> _Problem_
Nothing but the lines from the one containing "Extract the chart's" through the last line of the records below should be copied, exactly and without pictures.

> _Input records_
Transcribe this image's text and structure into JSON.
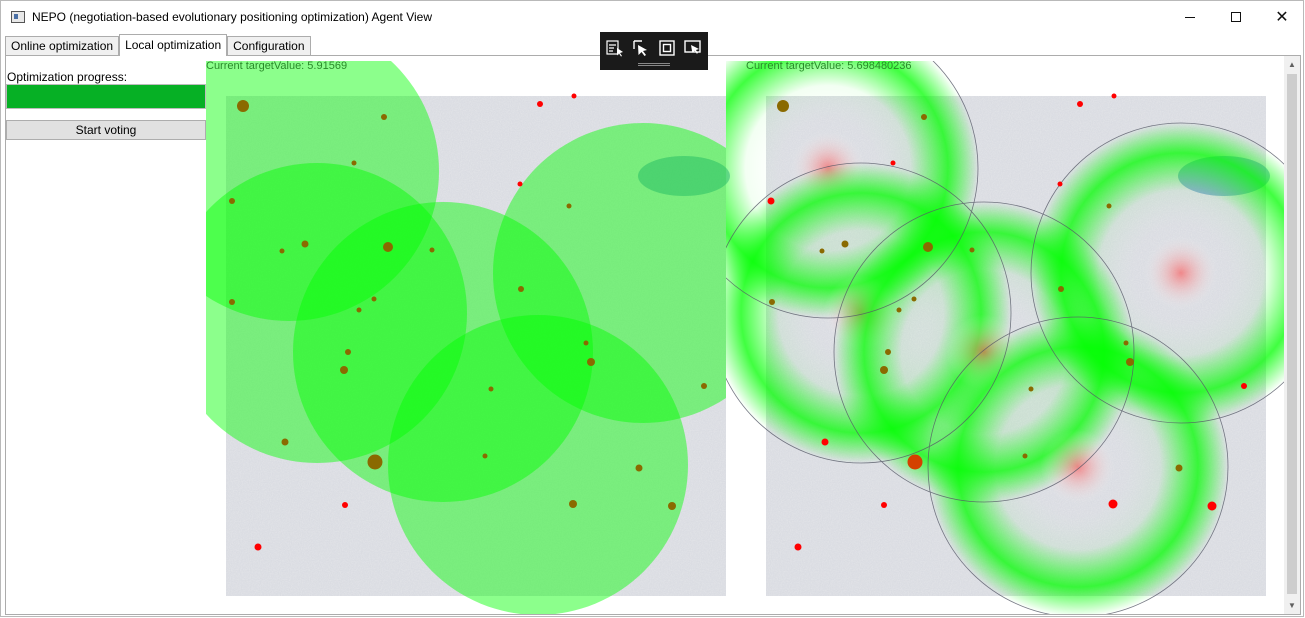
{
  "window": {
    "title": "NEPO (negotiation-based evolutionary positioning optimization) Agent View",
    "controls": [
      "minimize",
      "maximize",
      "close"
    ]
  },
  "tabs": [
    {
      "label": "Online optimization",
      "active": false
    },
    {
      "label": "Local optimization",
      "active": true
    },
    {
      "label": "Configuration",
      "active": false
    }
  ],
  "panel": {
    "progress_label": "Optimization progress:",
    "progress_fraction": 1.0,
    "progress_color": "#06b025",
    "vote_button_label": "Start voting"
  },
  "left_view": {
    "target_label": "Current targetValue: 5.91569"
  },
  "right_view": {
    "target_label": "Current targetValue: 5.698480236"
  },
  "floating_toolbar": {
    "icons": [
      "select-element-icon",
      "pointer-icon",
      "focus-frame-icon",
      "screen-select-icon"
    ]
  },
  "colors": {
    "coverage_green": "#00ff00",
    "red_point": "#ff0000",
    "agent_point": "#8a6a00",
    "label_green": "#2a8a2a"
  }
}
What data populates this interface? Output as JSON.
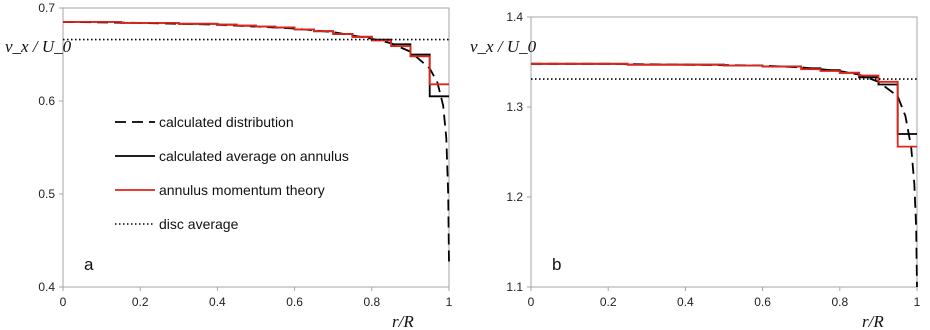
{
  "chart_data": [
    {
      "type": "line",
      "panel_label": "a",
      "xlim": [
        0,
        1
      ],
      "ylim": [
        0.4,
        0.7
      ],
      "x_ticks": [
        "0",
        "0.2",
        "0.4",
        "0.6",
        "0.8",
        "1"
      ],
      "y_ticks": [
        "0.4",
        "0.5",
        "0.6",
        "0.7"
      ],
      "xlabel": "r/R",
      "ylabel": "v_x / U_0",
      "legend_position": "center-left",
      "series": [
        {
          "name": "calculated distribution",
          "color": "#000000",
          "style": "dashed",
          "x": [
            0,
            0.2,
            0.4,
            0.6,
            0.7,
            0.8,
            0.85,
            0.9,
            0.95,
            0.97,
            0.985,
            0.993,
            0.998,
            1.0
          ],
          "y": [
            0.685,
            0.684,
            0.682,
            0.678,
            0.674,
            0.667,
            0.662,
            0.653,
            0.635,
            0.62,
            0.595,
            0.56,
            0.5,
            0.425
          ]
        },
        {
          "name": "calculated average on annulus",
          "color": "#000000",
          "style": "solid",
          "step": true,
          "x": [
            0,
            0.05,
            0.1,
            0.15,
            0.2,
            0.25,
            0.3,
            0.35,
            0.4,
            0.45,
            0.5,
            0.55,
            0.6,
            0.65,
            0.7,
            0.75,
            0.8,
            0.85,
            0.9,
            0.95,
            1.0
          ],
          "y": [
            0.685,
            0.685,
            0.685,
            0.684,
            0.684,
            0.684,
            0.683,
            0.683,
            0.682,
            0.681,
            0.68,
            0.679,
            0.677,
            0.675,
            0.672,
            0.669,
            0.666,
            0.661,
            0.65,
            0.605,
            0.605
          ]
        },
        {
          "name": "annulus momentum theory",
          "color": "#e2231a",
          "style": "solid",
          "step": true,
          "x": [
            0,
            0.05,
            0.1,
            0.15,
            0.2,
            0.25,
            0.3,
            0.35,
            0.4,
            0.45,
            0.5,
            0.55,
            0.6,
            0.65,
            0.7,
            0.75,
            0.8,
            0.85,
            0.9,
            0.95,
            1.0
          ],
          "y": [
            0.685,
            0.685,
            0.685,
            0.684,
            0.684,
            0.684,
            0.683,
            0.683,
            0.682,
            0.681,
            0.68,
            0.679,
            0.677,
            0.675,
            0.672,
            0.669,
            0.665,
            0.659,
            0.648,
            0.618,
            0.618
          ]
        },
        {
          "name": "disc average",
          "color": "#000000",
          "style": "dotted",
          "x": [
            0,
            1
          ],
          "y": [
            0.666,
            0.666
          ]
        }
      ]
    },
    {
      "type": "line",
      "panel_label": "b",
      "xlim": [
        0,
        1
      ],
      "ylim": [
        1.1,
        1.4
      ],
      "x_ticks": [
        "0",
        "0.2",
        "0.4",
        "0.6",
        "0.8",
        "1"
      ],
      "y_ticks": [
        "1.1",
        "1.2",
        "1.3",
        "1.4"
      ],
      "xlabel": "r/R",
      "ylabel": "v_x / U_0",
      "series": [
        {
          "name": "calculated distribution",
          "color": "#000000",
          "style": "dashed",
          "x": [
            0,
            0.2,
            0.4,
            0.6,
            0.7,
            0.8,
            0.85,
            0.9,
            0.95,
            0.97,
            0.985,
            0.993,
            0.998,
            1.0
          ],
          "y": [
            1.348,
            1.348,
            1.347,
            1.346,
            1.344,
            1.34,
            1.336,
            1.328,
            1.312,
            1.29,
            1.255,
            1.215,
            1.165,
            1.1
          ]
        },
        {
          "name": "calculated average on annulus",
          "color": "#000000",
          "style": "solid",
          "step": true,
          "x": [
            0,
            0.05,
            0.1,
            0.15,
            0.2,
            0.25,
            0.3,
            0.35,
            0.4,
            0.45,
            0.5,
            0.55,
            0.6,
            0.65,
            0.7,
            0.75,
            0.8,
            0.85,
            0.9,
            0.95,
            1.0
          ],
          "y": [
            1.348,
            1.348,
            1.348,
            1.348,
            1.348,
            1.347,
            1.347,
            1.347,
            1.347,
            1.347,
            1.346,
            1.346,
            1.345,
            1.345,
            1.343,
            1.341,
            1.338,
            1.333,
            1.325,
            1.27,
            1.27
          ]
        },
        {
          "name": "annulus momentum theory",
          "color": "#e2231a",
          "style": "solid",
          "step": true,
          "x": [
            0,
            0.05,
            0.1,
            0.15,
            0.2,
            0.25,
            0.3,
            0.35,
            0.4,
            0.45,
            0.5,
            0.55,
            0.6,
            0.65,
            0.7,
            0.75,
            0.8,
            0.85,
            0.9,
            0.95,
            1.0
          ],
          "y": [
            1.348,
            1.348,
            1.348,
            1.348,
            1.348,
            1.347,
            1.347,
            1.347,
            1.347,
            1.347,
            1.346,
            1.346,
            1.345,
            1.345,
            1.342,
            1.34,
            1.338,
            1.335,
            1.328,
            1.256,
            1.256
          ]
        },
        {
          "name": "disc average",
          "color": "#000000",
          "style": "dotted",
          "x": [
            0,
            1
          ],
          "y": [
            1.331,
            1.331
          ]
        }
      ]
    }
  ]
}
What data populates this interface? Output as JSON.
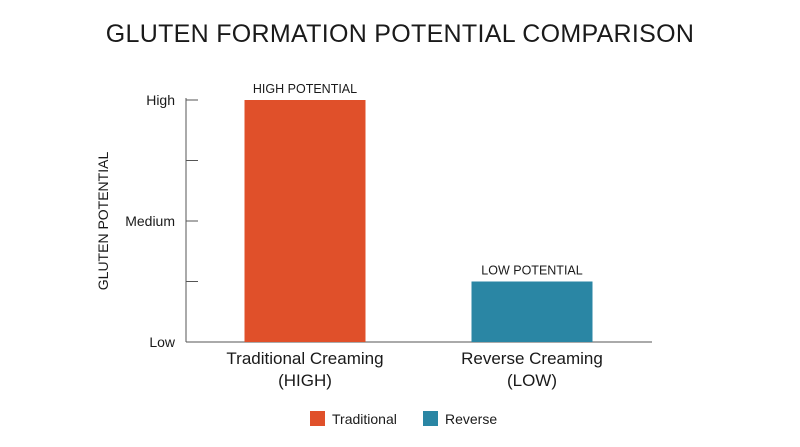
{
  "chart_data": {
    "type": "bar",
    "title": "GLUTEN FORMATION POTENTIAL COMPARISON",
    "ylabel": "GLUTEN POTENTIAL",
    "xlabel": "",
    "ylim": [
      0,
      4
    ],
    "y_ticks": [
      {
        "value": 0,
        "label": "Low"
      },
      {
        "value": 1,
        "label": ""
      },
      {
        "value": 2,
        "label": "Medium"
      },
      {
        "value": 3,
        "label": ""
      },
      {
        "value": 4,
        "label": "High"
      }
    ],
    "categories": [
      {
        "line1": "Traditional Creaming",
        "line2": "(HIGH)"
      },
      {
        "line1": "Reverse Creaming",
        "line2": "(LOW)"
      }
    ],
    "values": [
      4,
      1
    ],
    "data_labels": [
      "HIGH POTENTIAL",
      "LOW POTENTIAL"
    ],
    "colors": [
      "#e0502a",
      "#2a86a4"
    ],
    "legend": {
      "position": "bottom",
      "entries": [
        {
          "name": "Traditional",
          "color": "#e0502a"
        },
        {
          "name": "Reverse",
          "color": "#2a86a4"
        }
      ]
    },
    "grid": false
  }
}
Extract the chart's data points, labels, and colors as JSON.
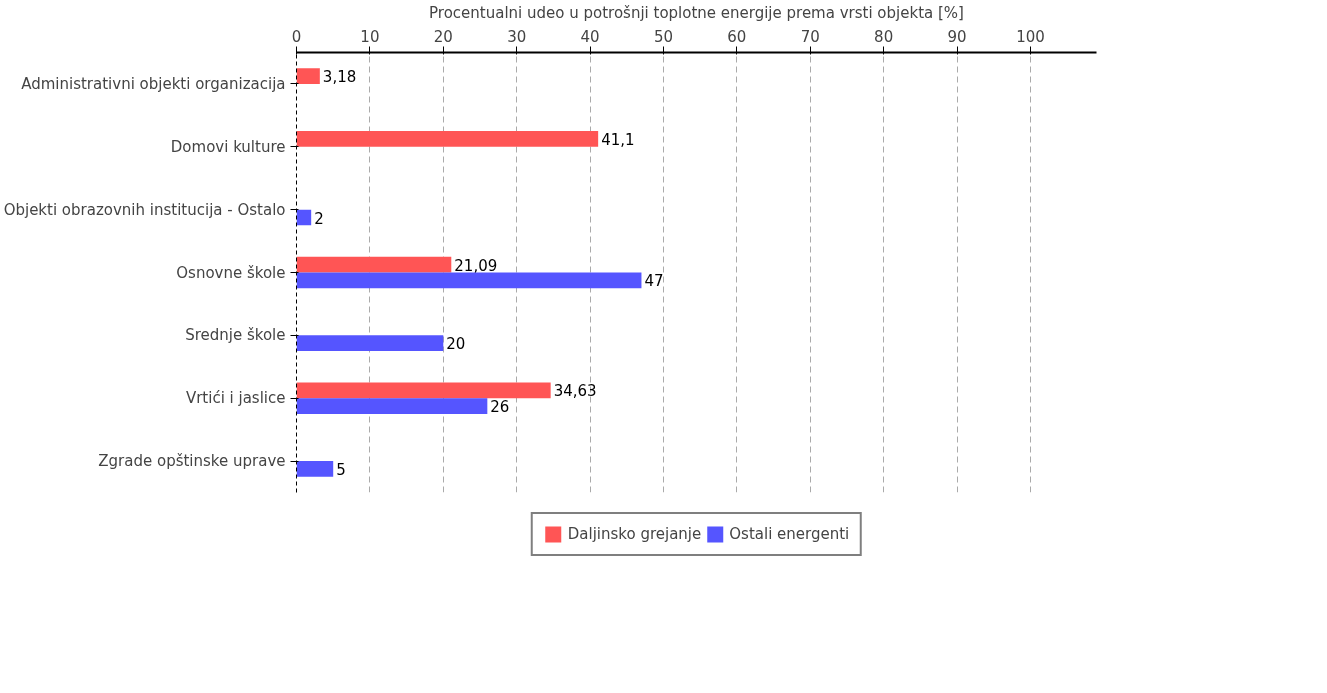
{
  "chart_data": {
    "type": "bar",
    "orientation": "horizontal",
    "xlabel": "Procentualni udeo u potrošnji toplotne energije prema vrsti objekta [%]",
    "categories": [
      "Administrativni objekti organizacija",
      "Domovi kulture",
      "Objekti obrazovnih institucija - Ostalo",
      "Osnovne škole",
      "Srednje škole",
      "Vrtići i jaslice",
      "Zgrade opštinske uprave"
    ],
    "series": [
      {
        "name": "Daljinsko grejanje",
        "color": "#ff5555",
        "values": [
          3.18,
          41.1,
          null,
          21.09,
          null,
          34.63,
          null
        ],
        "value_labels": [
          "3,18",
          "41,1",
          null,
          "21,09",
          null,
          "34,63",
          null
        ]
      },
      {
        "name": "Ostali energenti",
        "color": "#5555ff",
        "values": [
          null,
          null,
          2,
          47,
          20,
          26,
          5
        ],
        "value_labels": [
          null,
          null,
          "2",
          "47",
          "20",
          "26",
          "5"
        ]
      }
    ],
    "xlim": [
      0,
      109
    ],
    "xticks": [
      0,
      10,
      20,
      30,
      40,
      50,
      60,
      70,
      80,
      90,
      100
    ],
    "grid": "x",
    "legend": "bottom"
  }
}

> _Final result_
Extract the chart's data points, labels, and colors as JSON.
{
  "chart_data": {
    "type": "bar",
    "orientation": "horizontal",
    "xlabel": "Procentualni udeo u potrošnji toplotne energije prema vrsti objekta [%]",
    "categories": [
      "Administrativni objekti organizacija",
      "Domovi kulture",
      "Objekti obrazovnih institucija - Ostalo",
      "Osnovne škole",
      "Srednje škole",
      "Vrtići i jaslice",
      "Zgrade opštinske uprave"
    ],
    "series": [
      {
        "name": "Daljinsko grejanje",
        "color": "#ff5555",
        "values": [
          3.18,
          41.1,
          null,
          21.09,
          null,
          34.63,
          null
        ],
        "value_labels": [
          "3,18",
          "41,1",
          null,
          "21,09",
          null,
          "34,63",
          null
        ]
      },
      {
        "name": "Ostali energenti",
        "color": "#5555ff",
        "values": [
          null,
          null,
          2,
          47,
          20,
          26,
          5
        ],
        "value_labels": [
          null,
          null,
          "2",
          "47",
          "20",
          "26",
          "5"
        ]
      }
    ],
    "xlim": [
      0,
      109
    ],
    "xticks": [
      0,
      10,
      20,
      30,
      40,
      50,
      60,
      70,
      80,
      90,
      100
    ],
    "grid": "x",
    "legend": "bottom"
  }
}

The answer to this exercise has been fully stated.